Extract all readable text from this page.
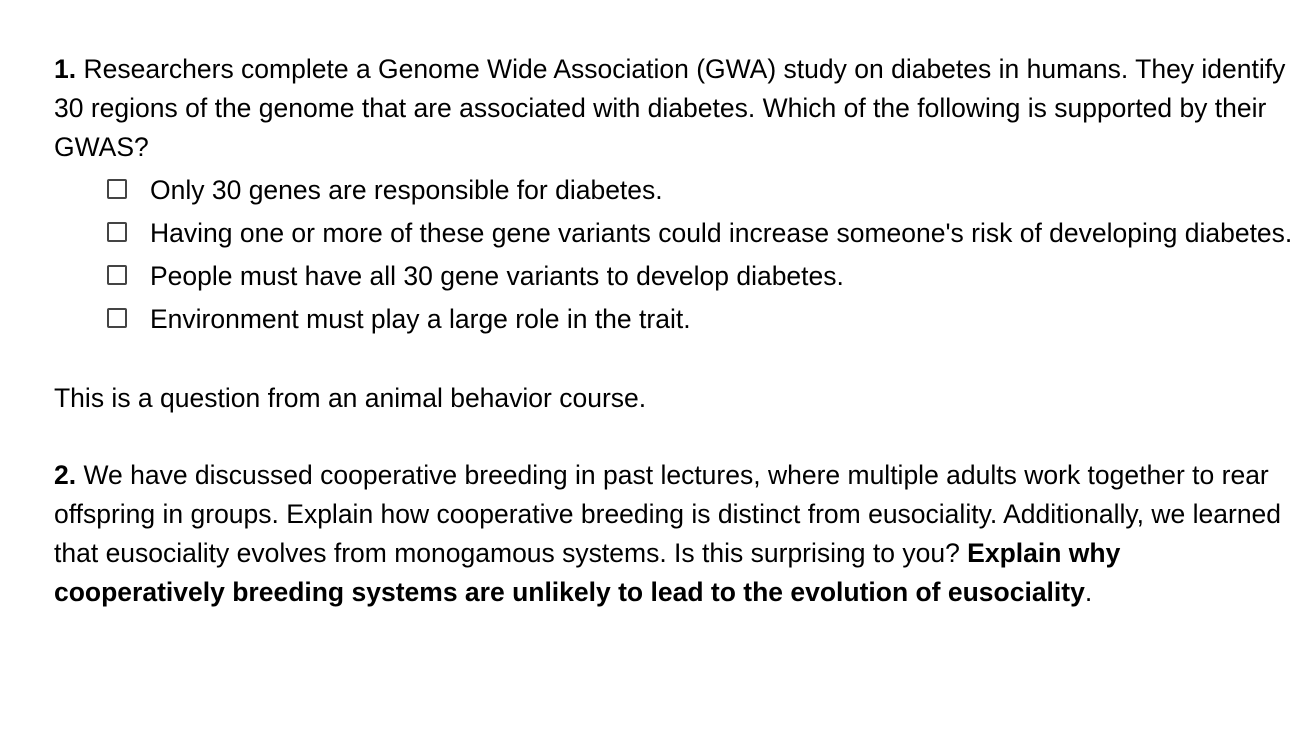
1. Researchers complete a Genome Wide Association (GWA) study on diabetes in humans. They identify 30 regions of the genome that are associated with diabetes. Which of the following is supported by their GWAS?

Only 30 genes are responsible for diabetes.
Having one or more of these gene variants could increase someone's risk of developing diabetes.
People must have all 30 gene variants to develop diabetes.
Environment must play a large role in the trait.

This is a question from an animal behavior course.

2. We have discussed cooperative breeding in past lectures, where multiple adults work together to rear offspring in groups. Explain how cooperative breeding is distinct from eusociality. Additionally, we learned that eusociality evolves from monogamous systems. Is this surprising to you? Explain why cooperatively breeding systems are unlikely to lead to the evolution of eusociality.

===============

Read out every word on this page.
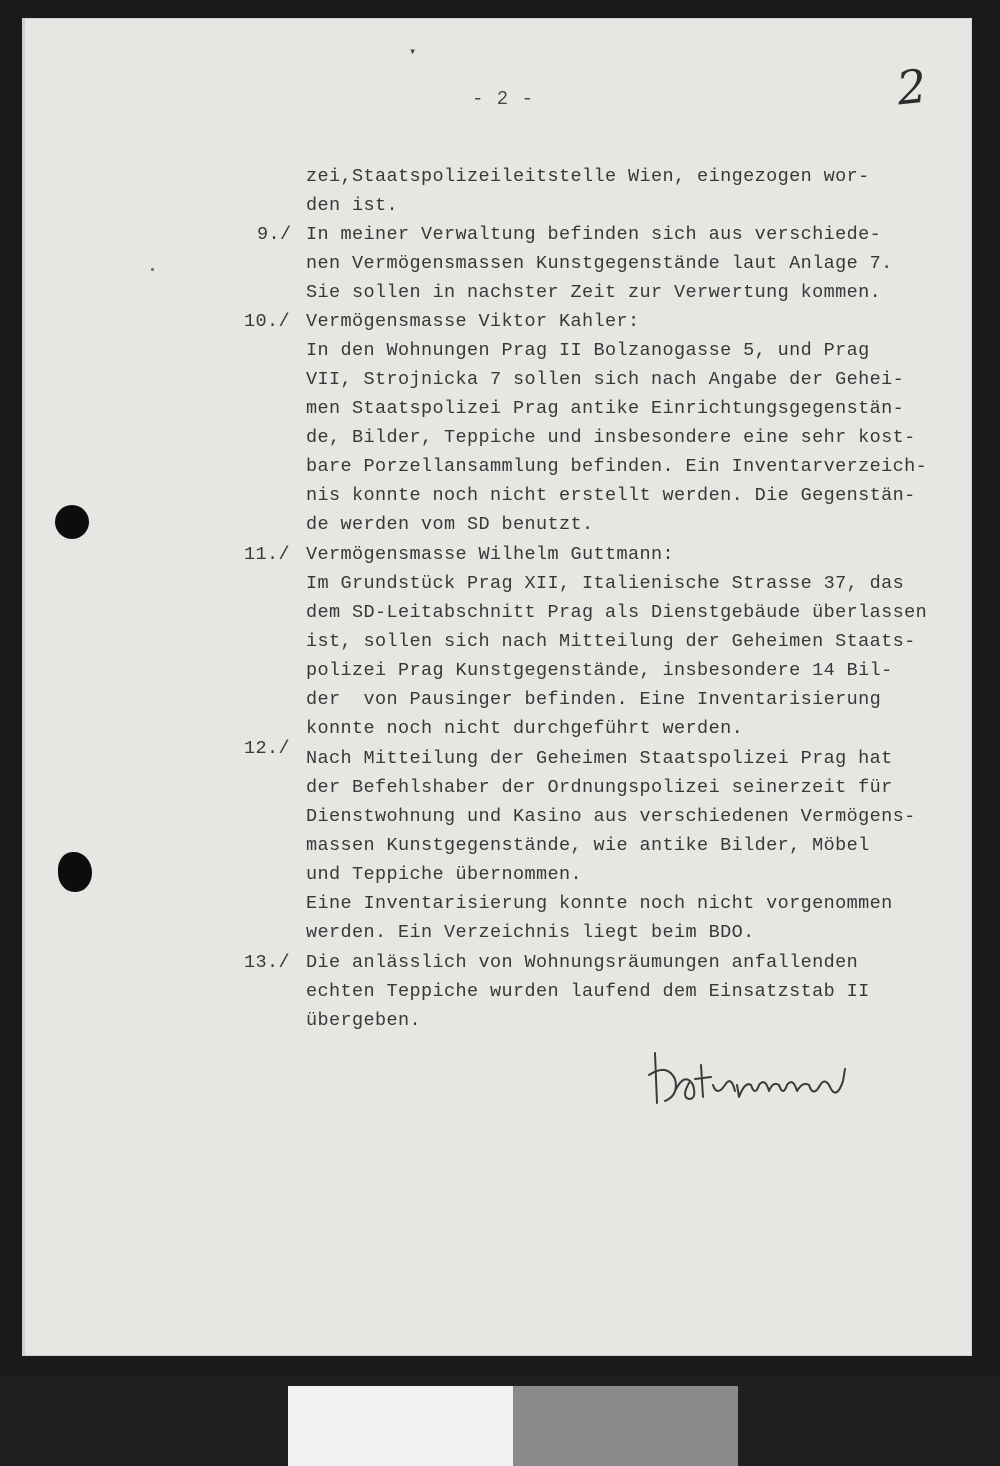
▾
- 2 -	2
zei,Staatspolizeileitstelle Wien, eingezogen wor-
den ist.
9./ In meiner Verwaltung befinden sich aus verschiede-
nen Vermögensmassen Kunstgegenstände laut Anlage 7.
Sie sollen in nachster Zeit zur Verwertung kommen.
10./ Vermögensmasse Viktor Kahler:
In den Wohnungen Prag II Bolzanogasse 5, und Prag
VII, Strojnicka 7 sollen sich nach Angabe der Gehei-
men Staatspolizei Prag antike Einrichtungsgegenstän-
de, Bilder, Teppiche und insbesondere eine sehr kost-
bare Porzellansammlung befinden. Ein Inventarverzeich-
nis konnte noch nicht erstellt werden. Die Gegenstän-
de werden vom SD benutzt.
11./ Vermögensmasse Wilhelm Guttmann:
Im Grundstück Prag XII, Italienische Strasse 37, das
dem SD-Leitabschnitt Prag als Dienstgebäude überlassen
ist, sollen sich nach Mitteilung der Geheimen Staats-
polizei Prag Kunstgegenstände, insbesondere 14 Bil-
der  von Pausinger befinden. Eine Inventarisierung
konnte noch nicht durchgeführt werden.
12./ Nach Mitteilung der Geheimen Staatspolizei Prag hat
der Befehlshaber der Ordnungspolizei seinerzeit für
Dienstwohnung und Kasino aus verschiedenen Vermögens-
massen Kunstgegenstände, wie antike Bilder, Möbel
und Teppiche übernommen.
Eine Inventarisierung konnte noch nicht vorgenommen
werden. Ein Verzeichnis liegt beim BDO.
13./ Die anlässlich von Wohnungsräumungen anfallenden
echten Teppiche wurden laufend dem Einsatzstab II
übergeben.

===============

* **PROMPT**: Copy out each line of the listing that holds the word "must".

* **EXERCISE RESPONSE**:
People must have all 30 gene variants to develop diabetes.
Environment must play a large role in the trait.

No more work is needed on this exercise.